— start Supplied material —
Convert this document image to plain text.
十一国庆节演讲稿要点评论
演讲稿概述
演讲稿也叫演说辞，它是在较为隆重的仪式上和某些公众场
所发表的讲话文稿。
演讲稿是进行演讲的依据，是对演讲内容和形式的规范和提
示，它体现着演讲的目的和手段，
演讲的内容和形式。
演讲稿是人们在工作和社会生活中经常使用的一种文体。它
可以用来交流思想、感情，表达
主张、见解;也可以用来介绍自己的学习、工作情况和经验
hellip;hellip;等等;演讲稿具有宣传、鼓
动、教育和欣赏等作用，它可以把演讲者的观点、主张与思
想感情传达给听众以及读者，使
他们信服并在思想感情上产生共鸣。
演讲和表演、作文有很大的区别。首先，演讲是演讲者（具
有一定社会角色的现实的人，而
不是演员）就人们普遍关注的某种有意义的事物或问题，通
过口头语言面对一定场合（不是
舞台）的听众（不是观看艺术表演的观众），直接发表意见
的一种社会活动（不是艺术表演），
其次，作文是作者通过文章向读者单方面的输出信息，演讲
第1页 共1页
— end Supplied material —
> [The request]
Give every line of the material again, exactly as it reads.

> [Written reply]
Convert this document image to plain text.
十一国庆节演讲稿要点评论
演讲稿概述
演讲稿也叫演说辞，它是在较为隆重的仪式上和某些公众场
所发表的讲话文稿。
演讲稿是进行演讲的依据，是对演讲内容和形式的规范和提
示，它体现着演讲的目的和手段，
演讲的内容和形式。
演讲稿是人们在工作和社会生活中经常使用的一种文体。它
可以用来交流思想、感情，表达
主张、见解;也可以用来介绍自己的学习、工作情况和经验
hellip;hellip;等等;演讲稿具有宣传、鼓
动、教育和欣赏等作用，它可以把演讲者的观点、主张与思
想感情传达给听众以及读者，使
他们信服并在思想感情上产生共鸣。
演讲和表演、作文有很大的区别。首先，演讲是演讲者（具
有一定社会角色的现实的人，而
不是演员）就人们普遍关注的某种有意义的事物或问题，通
过口头语言面对一定场合（不是
舞台）的听众（不是观看艺术表演的观众），直接发表意见
的一种社会活动（不是艺术表演），
其次，作文是作者通过文章向读者单方面的输出信息，演讲
第1页 共1页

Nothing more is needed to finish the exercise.